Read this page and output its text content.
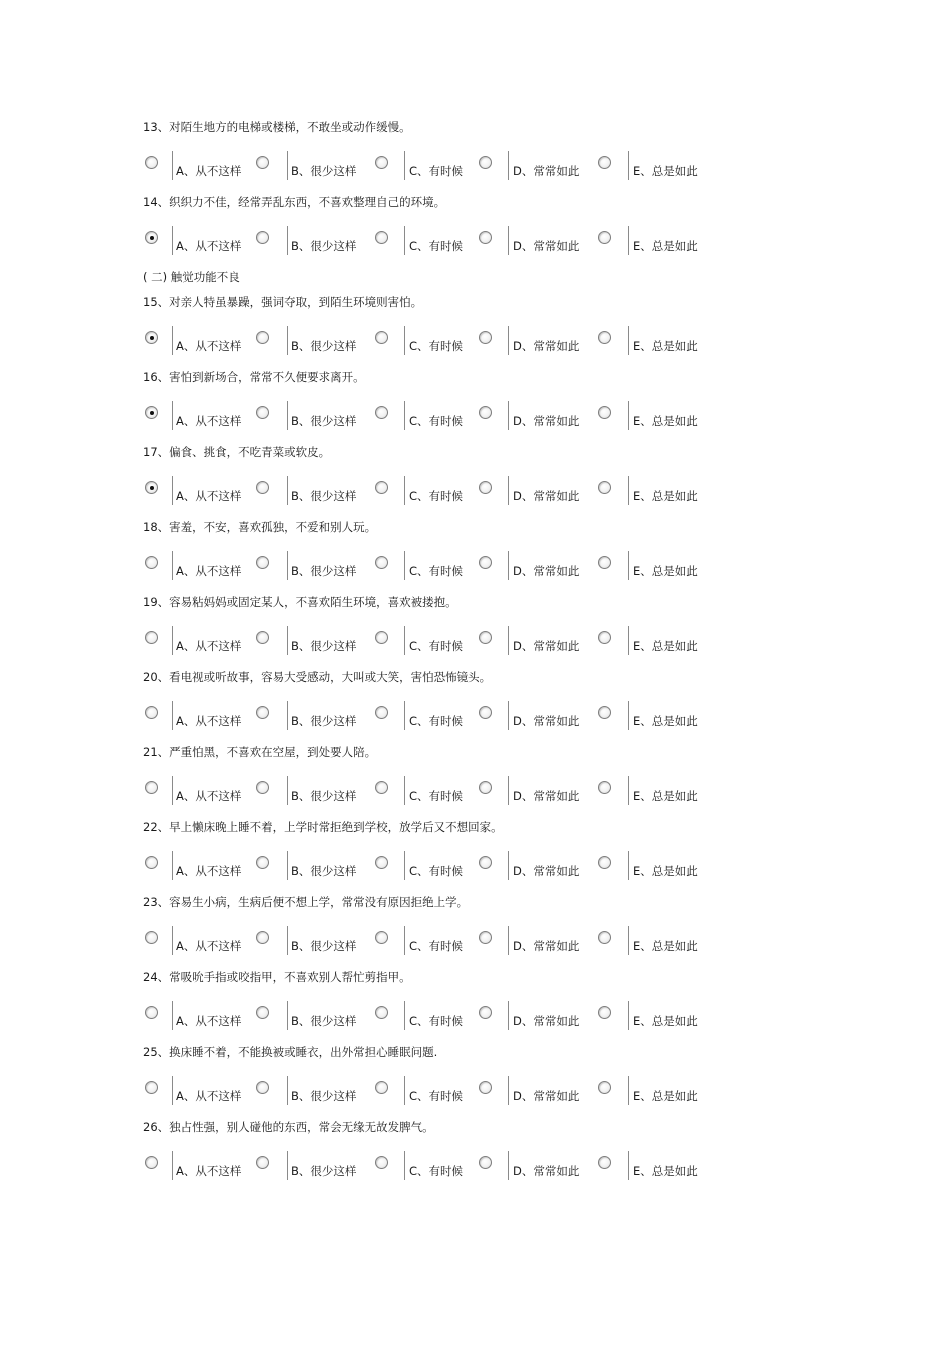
13、对陌生地方的电梯或楼梯，不敢坐或动作缓慢。
A、从不这样	B、很少这样	C、有时候	D、常常如此	E、总是如此
14、织织力不佳，经常弄乱东西，不喜欢整理自己的环境。
A、从不这样	B、很少这样	C、有时候	D、常常如此	E、总是如此
( 二) 触觉功能不良
15、对亲人特虽暴躁，强词夺取，到陌生环境则害怕。
A、从不这样	B、很少这样	C、有时候	D、常常如此	E、总是如此
16、害怕到新场合，常常不久便要求离开。
A、从不这样	B、很少这样	C、有时候	D、常常如此	E、总是如此
17、偏食、挑食，不吃青菜或软皮。
A、从不这样	B、很少这样	C、有时候	D、常常如此	E、总是如此
18、害羞，不安，喜欢孤独，不爱和别人玩。
A、从不这样	B、很少这样	C、有时候	D、常常如此	E、总是如此
19、容易粘妈妈或固定某人，不喜欢陌生环境，喜欢被搂抱。
A、从不这样	B、很少这样	C、有时候	D、常常如此	E、总是如此
20、看电视或听故事，容易大受感动，大叫或大笑，害怕恐怖镜头。
A、从不这样	B、很少这样	C、有时候	D、常常如此	E、总是如此
21、严重怕黑，不喜欢在空屋，到处要人陪。
A、从不这样	B、很少这样	C、有时候	D、常常如此	E、总是如此
22、早上懒床晚上睡不着，上学时常拒绝到学校，放学后又不想回家。
A、从不这样	B、很少这样	C、有时候	D、常常如此	E、总是如此
23、容易生小病，生病后便不想上学，常常没有原因拒绝上学。
A、从不这样	B、很少这样	C、有时候	D、常常如此	E、总是如此
24、常吸吮手指或咬指甲，不喜欢别人帮忙剪指甲。
A、从不这样	B、很少这样	C、有时候	D、常常如此	E、总是如此
25、换床睡不着，不能换被或睡衣，出外常担心睡眠问题.
A、从不这样	B、很少这样	C、有时候	D、常常如此	E、总是如此
26、独占性强，别人碰他的东西，常会无缘无故发脾气。
A、从不这样	B、很少这样	C、有时候	D、常常如此	E、总是如此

AIM OF THE TASK: Write the listing out a second time exactly, dropping all images.

FULL RESPONSE:
Read this page and output its text content.
13、对陌生地方的电梯或楼梯，不敢坐或动作缓慢。
A、从不这样	B、很少这样	C、有时候	D、常常如此	E、总是如此
14、织织力不佳，经常弄乱东西，不喜欢整理自己的环境。
A、从不这样	B、很少这样	C、有时候	D、常常如此	E、总是如此
( 二) 触觉功能不良
15、对亲人特虽暴躁，强词夺取，到陌生环境则害怕。
A、从不这样	B、很少这样	C、有时候	D、常常如此	E、总是如此
16、害怕到新场合，常常不久便要求离开。
A、从不这样	B、很少这样	C、有时候	D、常常如此	E、总是如此
17、偏食、挑食，不吃青菜或软皮。
A、从不这样	B、很少这样	C、有时候	D、常常如此	E、总是如此
18、害羞，不安，喜欢孤独，不爱和别人玩。
A、从不这样	B、很少这样	C、有时候	D、常常如此	E、总是如此
19、容易粘妈妈或固定某人，不喜欢陌生环境，喜欢被搂抱。
A、从不这样	B、很少这样	C、有时候	D、常常如此	E、总是如此
20、看电视或听故事，容易大受感动，大叫或大笑，害怕恐怖镜头。
A、从不这样	B、很少这样	C、有时候	D、常常如此	E、总是如此
21、严重怕黑，不喜欢在空屋，到处要人陪。
A、从不这样	B、很少这样	C、有时候	D、常常如此	E、总是如此
22、早上懒床晚上睡不着，上学时常拒绝到学校，放学后又不想回家。
A、从不这样	B、很少这样	C、有时候	D、常常如此	E、总是如此
23、容易生小病，生病后便不想上学，常常没有原因拒绝上学。
A、从不这样	B、很少这样	C、有时候	D、常常如此	E、总是如此
24、常吸吮手指或咬指甲，不喜欢别人帮忙剪指甲。
A、从不这样	B、很少这样	C、有时候	D、常常如此	E、总是如此
25、换床睡不着，不能换被或睡衣，出外常担心睡眠问题.
A、从不这样	B、很少这样	C、有时候	D、常常如此	E、总是如此
26、独占性强，别人碰他的东西，常会无缘无故发脾气。
A、从不这样	B、很少这样	C、有时候	D、常常如此	E、总是如此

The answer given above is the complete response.